:: Task brief ::
Set down every entry word for word. Omit the pictures.

====================

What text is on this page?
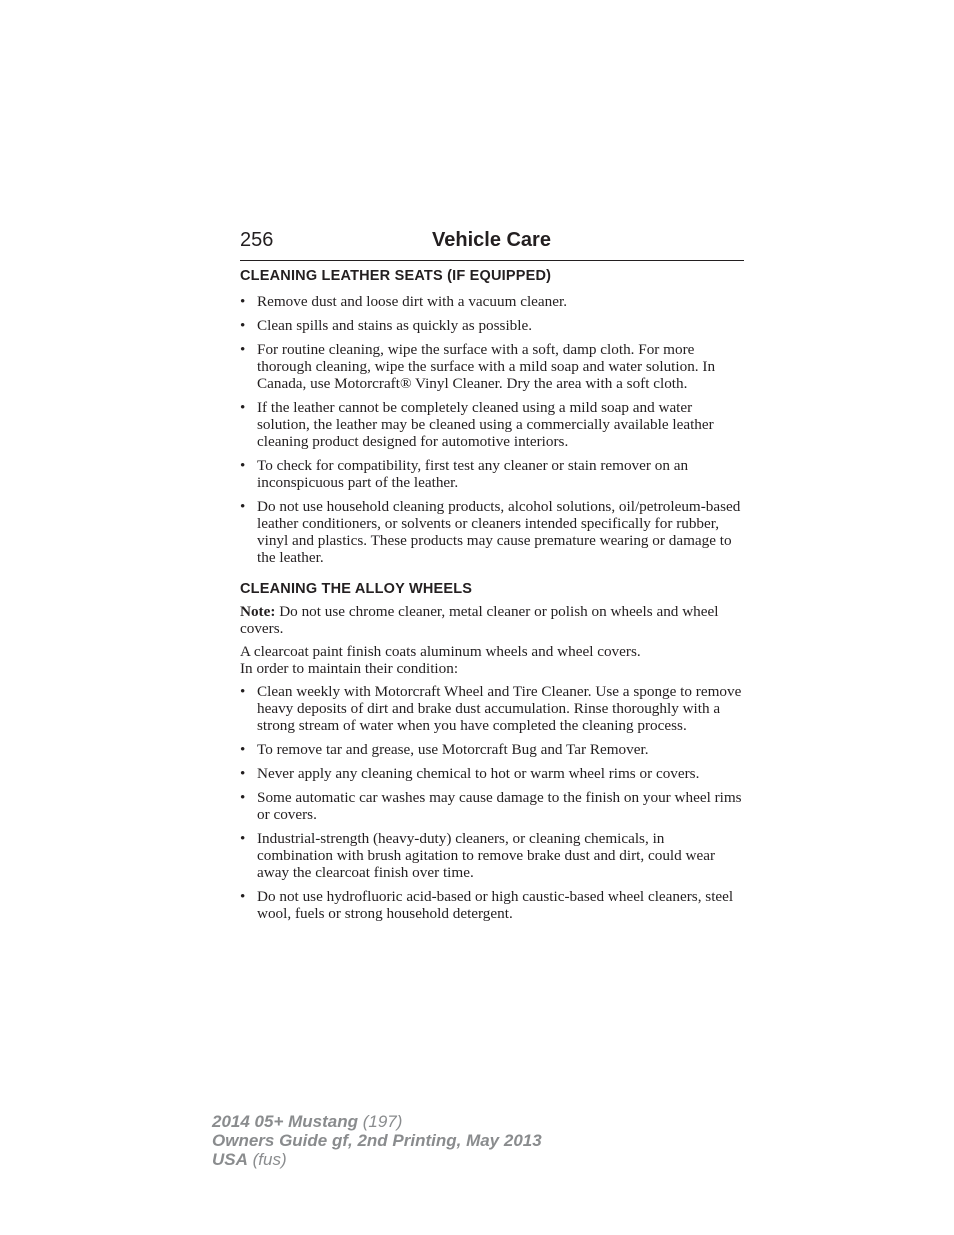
256	Vehicle Care
CLEANING LEATHER SEATS (IF EQUIPPED)
• Remove dust and loose dirt with a vacuum cleaner.
• Clean spills and stains as quickly as possible.
• For routine cleaning, wipe the surface with a soft, damp cloth. For more thorough cleaning, wipe the surface with a mild soap and water solution. In Canada, use Motorcraft® Vinyl Cleaner. Dry the area with a soft cloth.
• If the leather cannot be completely cleaned using a mild soap and water solution, the leather may be cleaned using a commercially available leather cleaning product designed for automotive interiors.
• To check for compatibility, first test any cleaner or stain remover on an inconspicuous part of the leather.
• Do not use household cleaning products, alcohol solutions, oil/petroleum-based leather conditioners, or solvents or cleaners intended specifically for rubber, vinyl and plastics. These products may cause premature wearing or damage to the leather.
CLEANING THE ALLOY WHEELS

Note: Do not use chrome cleaner, metal cleaner or polish on wheels and wheel covers.

A clearcoat paint finish coats aluminum wheels and wheel covers.
In order to maintain their condition:

• Clean weekly with Motorcraft Wheel and Tire Cleaner. Use a sponge to remove heavy deposits of dirt and brake dust accumulation. Rinse thoroughly with a strong stream of water when you have completed the cleaning process.
• To remove tar and grease, use Motorcraft Bug and Tar Remover.
• Never apply any cleaning chemical to hot or warm wheel rims or covers.
• Some automatic car washes may cause damage to the finish on your wheel rims or covers.
• Industrial-strength (heavy-duty) cleaners, or cleaning chemicals, in combination with brush agitation to remove brake dust and dirt, could wear away the clearcoat finish over time.
• Do not use hydrofluoric acid-based or high caustic-based wheel cleaners, steel wool, fuels or strong household detergent.
2014 05+ Mustang (197)
Owners Guide gf, 2nd Printing, May 2013
USA (fus)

====================

:: Output below ::
What text is on this page?
256	Vehicle Care
CLEANING LEATHER SEATS (IF EQUIPPED)
• Remove dust and loose dirt with a vacuum cleaner.
• Clean spills and stains as quickly as possible.
• For routine cleaning, wipe the surface with a soft, damp cloth. For more thorough cleaning, wipe the surface with a mild soap and water solution. In Canada, use Motorcraft® Vinyl Cleaner. Dry the area with a soft cloth.
• If the leather cannot be completely cleaned using a mild soap and water solution, the leather may be cleaned using a commercially available leather cleaning product designed for automotive interiors.
• To check for compatibility, first test any cleaner or stain remover on an inconspicuous part of the leather.
• Do not use household cleaning products, alcohol solutions, oil/petroleum-based leather conditioners, or solvents or cleaners intended specifically for rubber, vinyl and plastics. These products may cause premature wearing or damage to the leather.
CLEANING THE ALLOY WHEELS

Note: Do not use chrome cleaner, metal cleaner or polish on wheels and wheel covers.

A clearcoat paint finish coats aluminum wheels and wheel covers.
In order to maintain their condition:

• Clean weekly with Motorcraft Wheel and Tire Cleaner. Use a sponge to remove heavy deposits of dirt and brake dust accumulation. Rinse thoroughly with a strong stream of water when you have completed the cleaning process.
• To remove tar and grease, use Motorcraft Bug and Tar Remover.
• Never apply any cleaning chemical to hot or warm wheel rims or covers.
• Some automatic car washes may cause damage to the finish on your wheel rims or covers.
• Industrial-strength (heavy-duty) cleaners, or cleaning chemicals, in combination with brush agitation to remove brake dust and dirt, could wear away the clearcoat finish over time.
• Do not use hydrofluoric acid-based or high caustic-based wheel cleaners, steel wool, fuels or strong household detergent.
2014 05+ Mustang (197)
Owners Guide gf, 2nd Printing, May 2013
USA (fus)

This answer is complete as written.